Stored records:

──────────────────────────────

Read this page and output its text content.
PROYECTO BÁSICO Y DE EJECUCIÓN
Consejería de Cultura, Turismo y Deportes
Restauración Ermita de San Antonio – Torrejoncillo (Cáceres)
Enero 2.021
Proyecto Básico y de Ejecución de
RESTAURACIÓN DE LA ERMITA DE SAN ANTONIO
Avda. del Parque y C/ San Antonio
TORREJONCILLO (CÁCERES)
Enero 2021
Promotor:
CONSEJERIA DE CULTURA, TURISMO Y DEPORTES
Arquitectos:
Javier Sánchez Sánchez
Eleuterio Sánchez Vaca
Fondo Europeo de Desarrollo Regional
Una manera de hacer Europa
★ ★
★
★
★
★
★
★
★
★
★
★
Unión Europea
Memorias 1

──────────────────────────────

■ Problem to work on
Using the material above, print every entry exactly as written.

■ Task answer
Read this page and output its text content.
PROYECTO BÁSICO Y DE EJECUCIÓN
Consejería de Cultura, Turismo y Deportes
Restauración Ermita de San Antonio – Torrejoncillo (Cáceres)
Enero 2.021
Proyecto Básico y de Ejecución de
RESTAURACIÓN DE LA ERMITA DE SAN ANTONIO
Avda. del Parque y C/ San Antonio
TORREJONCILLO (CÁCERES)
Enero 2021
Promotor:
CONSEJERIA DE CULTURA, TURISMO Y DEPORTES
Arquitectos:
Javier Sánchez Sánchez
Eleuterio Sánchez Vaca
Fondo Europeo de Desarrollo Regional
Una manera de hacer Europa
★ ★
★
★
★
★
★
★
★
★
★
★
Unión Europea
Memorias 1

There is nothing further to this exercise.